TASK DETAILS:
Search the entries for the word "food" and pull out each line that has it.
• • •
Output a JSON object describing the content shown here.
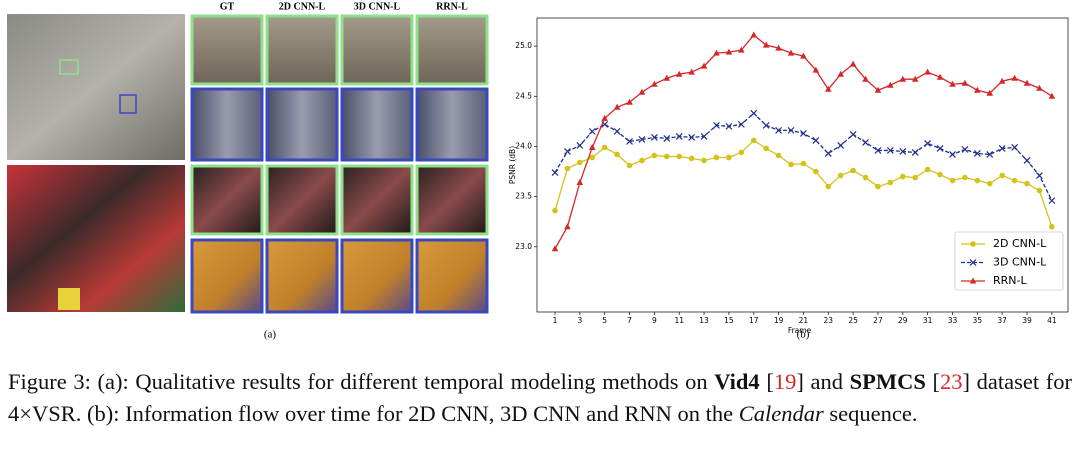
{
  "figure": {
    "column_headers": [
      "GT",
      "2D CNN-L",
      "3D CNN-L",
      "RRN-L"
    ],
    "panel_a_label": "(a)",
    "panel_b_label": "(b)",
    "caption": [
      {
        "text": "Figure 3: (a): Qualitative results for different temporal modeling methods on "
      },
      {
        "text": "Vid4",
        "style": "bold"
      },
      {
        "text": " ["
      },
      {
        "text": "19",
        "style": "cite"
      },
      {
        "text": "] and "
      },
      {
        "text": "SPMCS",
        "style": "bold"
      },
      {
        "text": " ["
      },
      {
        "text": "23",
        "style": "cite"
      },
      {
        "text": "] dataset for 4×VSR. (b): Information flow over time for 2D CNN, 3D CNN and RNN on the "
      },
      {
        "text": "Calendar",
        "style": "italic"
      },
      {
        "text": " sequence."
      }
    ]
  },
  "chart_data": {
    "type": "line",
    "xlabel": "Frame",
    "ylabel": "PSNR (dB)",
    "x": [
      1,
      2,
      3,
      4,
      5,
      6,
      7,
      8,
      9,
      10,
      11,
      12,
      13,
      14,
      15,
      16,
      17,
      18,
      19,
      20,
      21,
      22,
      23,
      24,
      25,
      26,
      27,
      28,
      29,
      30,
      31,
      32,
      33,
      34,
      35,
      36,
      37,
      38,
      39,
      40,
      41
    ],
    "series": [
      {
        "name": "2D CNN-L",
        "color": "#d4c21b",
        "marker": "circle",
        "linestyle": "solid",
        "values": [
          23.36,
          23.78,
          23.84,
          23.89,
          23.99,
          23.92,
          23.81,
          23.86,
          23.91,
          23.9,
          23.9,
          23.88,
          23.86,
          23.89,
          23.89,
          23.94,
          24.06,
          23.98,
          23.91,
          23.82,
          23.83,
          23.75,
          23.6,
          23.71,
          23.76,
          23.69,
          23.6,
          23.64,
          23.7,
          23.69,
          23.77,
          23.72,
          23.66,
          23.69,
          23.66,
          23.63,
          23.71,
          23.66,
          23.63,
          23.56,
          23.2
        ]
      },
      {
        "name": "3D CNN-L",
        "color": "#1f2f8a",
        "marker": "x",
        "linestyle": "dashed",
        "values": [
          23.74,
          23.95,
          24.01,
          24.15,
          24.22,
          24.15,
          24.05,
          24.07,
          24.09,
          24.08,
          24.1,
          24.09,
          24.1,
          24.21,
          24.2,
          24.22,
          24.33,
          24.21,
          24.16,
          24.16,
          24.13,
          24.06,
          23.93,
          24.01,
          24.12,
          24.04,
          23.96,
          23.96,
          23.95,
          23.94,
          24.03,
          23.98,
          23.92,
          23.97,
          23.93,
          23.92,
          23.98,
          23.99,
          23.86,
          23.71,
          23.46
        ]
      },
      {
        "name": "RRN-L",
        "color": "#d62728",
        "marker": "triangle",
        "linestyle": "solid",
        "values": [
          22.98,
          23.2,
          23.64,
          23.99,
          24.28,
          24.39,
          24.44,
          24.54,
          24.62,
          24.68,
          24.72,
          24.74,
          24.8,
          24.93,
          24.94,
          24.96,
          25.11,
          25.01,
          24.98,
          24.93,
          24.9,
          24.76,
          24.57,
          24.72,
          24.82,
          24.67,
          24.56,
          24.61,
          24.67,
          24.67,
          24.74,
          24.69,
          24.62,
          24.63,
          24.56,
          24.53,
          24.65,
          24.68,
          24.63,
          24.58,
          24.5
        ]
      }
    ],
    "xlim": [
      -0.45,
      42.3
    ],
    "ylim": [
      22.35,
      25.28
    ],
    "xticks": [
      1,
      3,
      5,
      7,
      9,
      11,
      13,
      15,
      17,
      19,
      21,
      23,
      25,
      27,
      29,
      31,
      33,
      35,
      37,
      39,
      41
    ],
    "yticks": [
      {
        "value": 23,
        "label": "23.0"
      },
      {
        "value": 23.5,
        "label": "23.5"
      },
      {
        "value": 24,
        "label": "24.0"
      },
      {
        "value": 24.5,
        "label": "24.5"
      },
      {
        "value": 25,
        "label": "25.0"
      }
    ],
    "legend": "lower right"
  }
}
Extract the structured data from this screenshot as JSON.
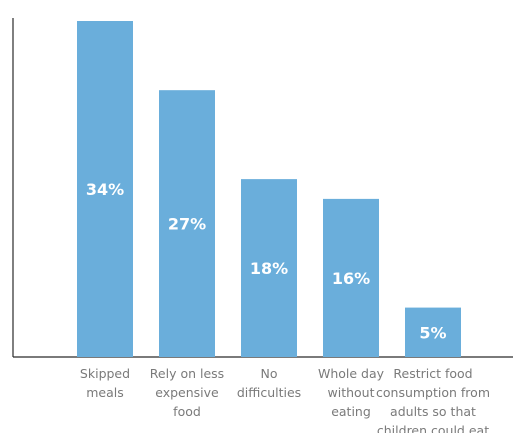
{
  "chart_data": {
    "type": "bar",
    "categories": [
      "Skipped meals",
      "Rely on less expensive food",
      "No difficulties",
      "Whole day without eating",
      "Restrict food consumption from adults so that children could eat"
    ],
    "category_label_lines": [
      [
        "Skipped",
        "meals"
      ],
      [
        "Rely on less",
        "expensive",
        "food"
      ],
      [
        "No",
        "difficulties"
      ],
      [
        "Whole day",
        "without",
        "eating"
      ],
      [
        "Restrict food",
        "consumption from",
        "adults so that",
        "children could eat"
      ]
    ],
    "values": [
      34,
      27,
      18,
      16,
      5
    ],
    "value_labels": [
      "34%",
      "27%",
      "18%",
      "16%",
      "5%"
    ],
    "ylim": [
      0,
      34
    ],
    "grid": false,
    "legend": "none",
    "bar_color": "#6aaedb",
    "value_label_color": "#ffffff",
    "category_label_color": "#7a7a7a",
    "axis_color": "#2b2b2b"
  }
}
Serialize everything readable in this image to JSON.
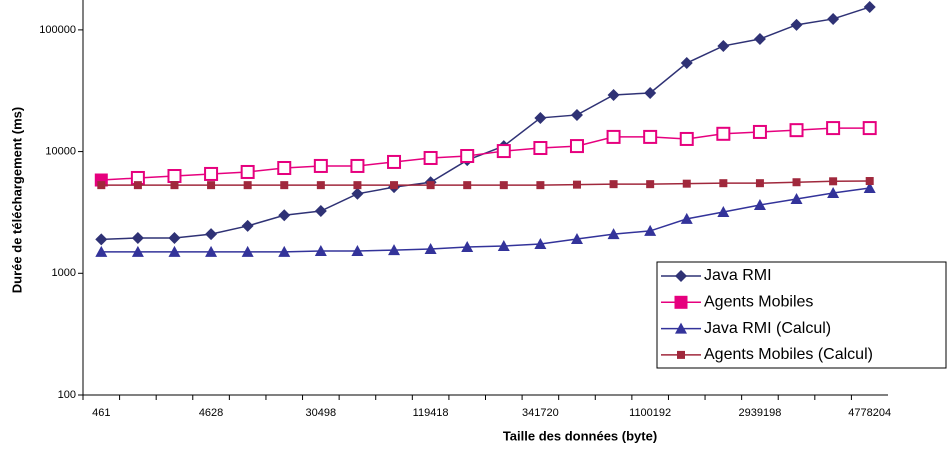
{
  "chart_data": {
    "type": "line",
    "x_label": "Taille des données (byte)",
    "y_label": "Durée de téléchargement (ms)",
    "categories": [
      "461",
      null,
      null,
      "4628",
      null,
      null,
      "30498",
      null,
      null,
      "119418",
      null,
      null,
      "341720",
      null,
      null,
      "1100192",
      null,
      null,
      "2939198",
      null,
      null,
      "4778204"
    ],
    "log_y": true,
    "ylim": [
      100,
      176000
    ],
    "yticks": [
      100,
      1000,
      10000,
      100000
    ],
    "legend": "right",
    "series": [
      {
        "name": "Java RMI",
        "color": "#2f3275",
        "marker": "diamond",
        "values": [
          1900,
          1950,
          1950,
          2100,
          2450,
          3000,
          3250,
          4500,
          5100,
          5600,
          8500,
          11100,
          18900,
          20000,
          29200,
          30300,
          53400,
          73800,
          84200,
          110000,
          123000,
          154000
        ]
      },
      {
        "name": "Agents Mobiles",
        "color": "#e6007e",
        "marker": "square-open",
        "values": [
          5840,
          6070,
          6300,
          6550,
          6800,
          7330,
          7620,
          7620,
          8220,
          8860,
          9200,
          10100,
          10700,
          11100,
          13200,
          13200,
          12700,
          14000,
          14500,
          15000,
          15600,
          15600
        ]
      },
      {
        "name": "Java RMI (Calcul)",
        "color": "#33339a",
        "marker": "triangle",
        "values": [
          1500,
          1500,
          1500,
          1500,
          1500,
          1500,
          1525,
          1525,
          1550,
          1585,
          1645,
          1675,
          1740,
          1915,
          2100,
          2230,
          2800,
          3190,
          3640,
          4080,
          4570,
          5020
        ]
      },
      {
        "name": "Agents Mobiles (Calcul)",
        "color": "#a0283c",
        "marker": "square",
        "values": [
          5300,
          5300,
          5300,
          5300,
          5300,
          5300,
          5300,
          5300,
          5300,
          5300,
          5300,
          5300,
          5300,
          5350,
          5400,
          5400,
          5450,
          5500,
          5500,
          5600,
          5700,
          5730
        ]
      }
    ]
  }
}
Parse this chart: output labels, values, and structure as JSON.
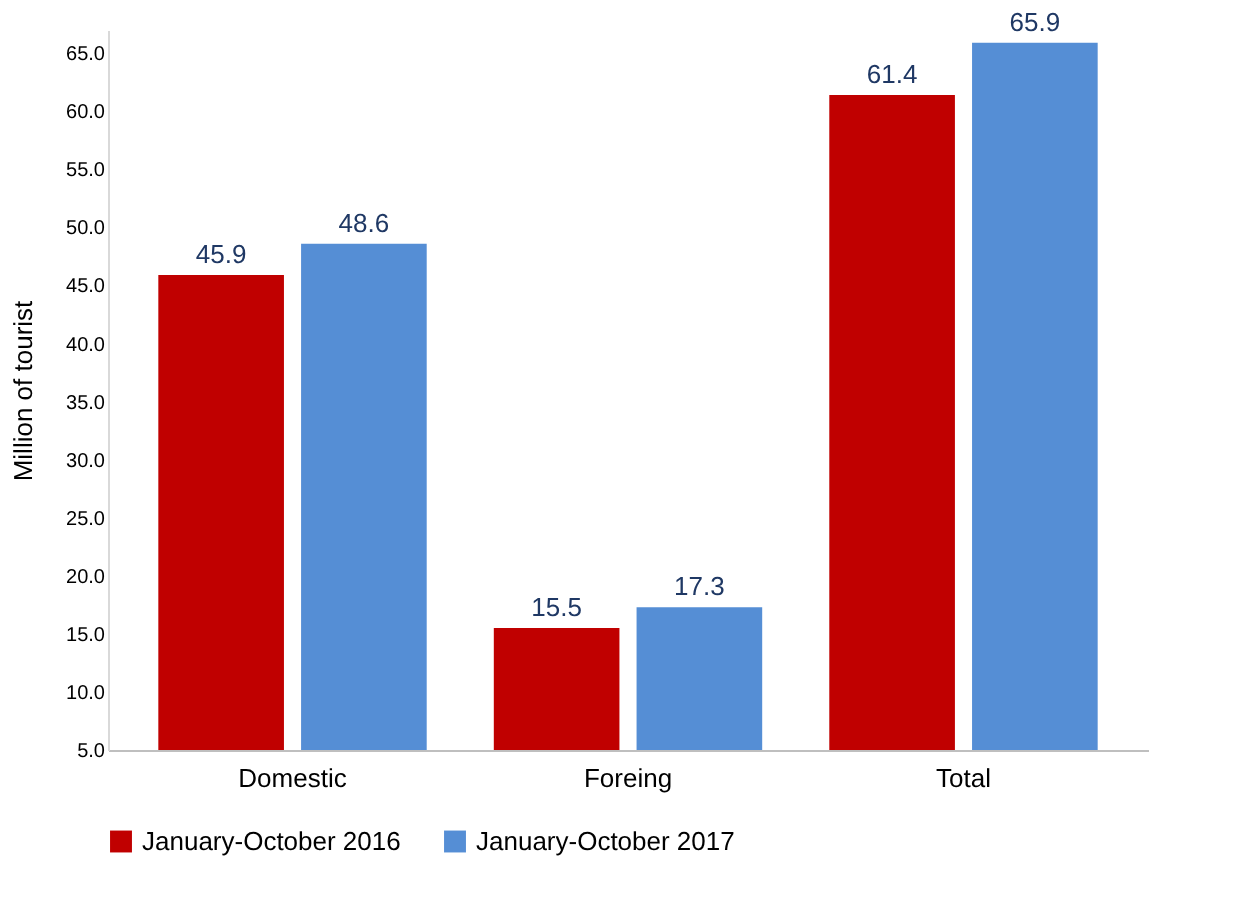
{
  "chart_data": {
    "type": "bar",
    "ylabel": "Million of tourist",
    "categories": [
      "Domestic",
      "Foreing",
      "Total"
    ],
    "series": [
      {
        "name": "January-October 2016",
        "color": "#c00000",
        "values": [
          45.9,
          15.5,
          61.4
        ]
      },
      {
        "name": "January-October 2017",
        "color": "#558ed5",
        "values": [
          48.6,
          17.3,
          65.9
        ]
      }
    ],
    "ylim": [
      5,
      67
    ],
    "yticks": [
      {
        "value": 5,
        "label": "5.0"
      },
      {
        "value": 10,
        "label": "10.0"
      },
      {
        "value": 15,
        "label": "15.0"
      },
      {
        "value": 20,
        "label": "20.0"
      },
      {
        "value": 25,
        "label": "25.0"
      },
      {
        "value": 30,
        "label": "30.0"
      },
      {
        "value": 35,
        "label": "35.0"
      },
      {
        "value": 40,
        "label": "40.0"
      },
      {
        "value": 45,
        "label": "45.0"
      },
      {
        "value": 50,
        "label": "50.0"
      },
      {
        "value": 55,
        "label": "55.0"
      },
      {
        "value": 60,
        "label": "60.0"
      },
      {
        "value": 65,
        "label": "65.0"
      }
    ],
    "data_labels": true,
    "grid": false,
    "legend": "bottom"
  }
}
• • •
TASK OUTPUT:
      "Rely on less expensive food",
      "Restrict food consumption from adults so that children could eat"
        "food"
        "Restrict food",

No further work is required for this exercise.